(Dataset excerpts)
—————

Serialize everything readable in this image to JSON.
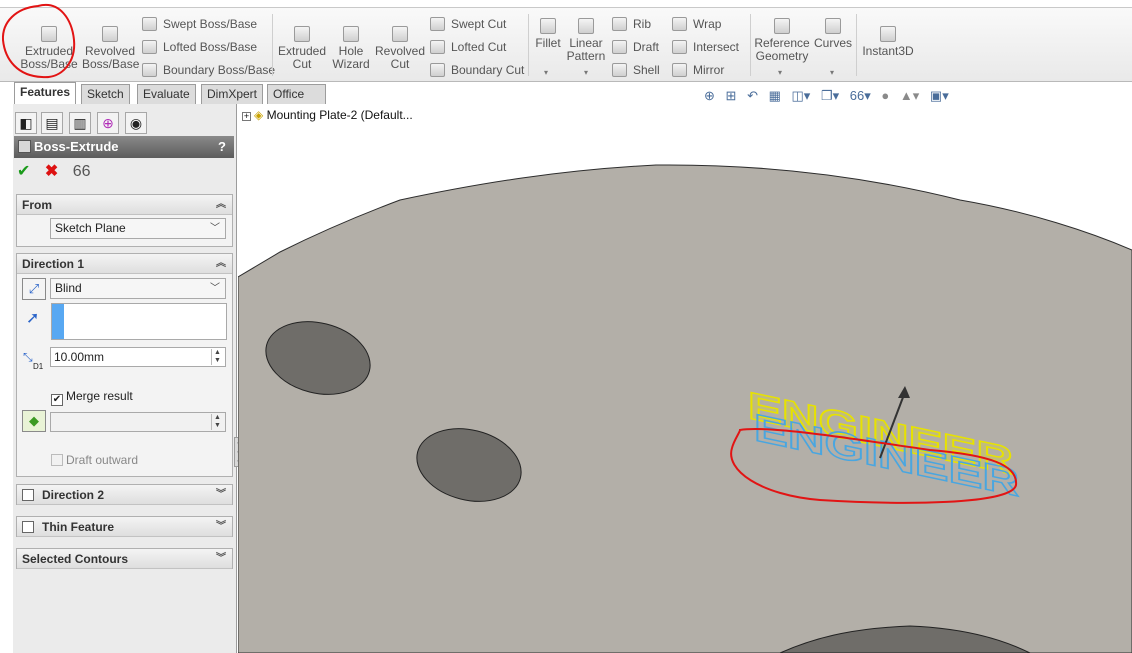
{
  "ribbon": {
    "extruded_boss": [
      "Extruded",
      "Boss/Base"
    ],
    "revolved_boss": [
      "Revolved",
      "Boss/Base"
    ],
    "swept_boss": "Swept Boss/Base",
    "lofted_boss": "Lofted Boss/Base",
    "boundary_boss": "Boundary Boss/Base",
    "extruded_cut": [
      "Extruded",
      "Cut"
    ],
    "hole_wizard": [
      "Hole",
      "Wizard"
    ],
    "revolved_cut": [
      "Revolved",
      "Cut"
    ],
    "swept_cut": "Swept Cut",
    "lofted_cut": "Lofted Cut",
    "boundary_cut": "Boundary Cut",
    "fillet": "Fillet",
    "linear_pattern": [
      "Linear",
      "Pattern"
    ],
    "rib": "Rib",
    "draft": "Draft",
    "shell": "Shell",
    "wrap": "Wrap",
    "intersect": "Intersect",
    "mirror": "Mirror",
    "reference_geometry": [
      "Reference",
      "Geometry"
    ],
    "curves": "Curves",
    "instant3d": "Instant3D"
  },
  "tabs": [
    "Features",
    "Sketch",
    "Evaluate",
    "DimXpert",
    "Office Products"
  ],
  "tree": {
    "root_label": "Mounting Plate-2  (Default..."
  },
  "property_manager": {
    "title": "Boss-Extrude",
    "help": "?",
    "from": {
      "header": "From",
      "value": "Sketch Plane"
    },
    "direction1": {
      "header": "Direction 1",
      "end_condition": "Blind",
      "depth": "10.00mm",
      "depth_label": "D1",
      "merge_result": "Merge result",
      "merge_checked": true,
      "draft_outward": "Draft outward"
    },
    "direction2": "Direction 2",
    "thin_feature": "Thin Feature",
    "selected_contours": "Selected Contours"
  },
  "model_text": "ENGINEER",
  "colors": {
    "plate": "#b3afa8",
    "hole": "#6f6d69",
    "preview_yellow": "#e7e200",
    "preview_blue": "#49a6e0",
    "annotation_red": "#e21414"
  }
}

—————

- _What needs to be done_
Check every line of the listing for the string "Lofted" and report how many lines have it, as a number alone.

- _Task response_
2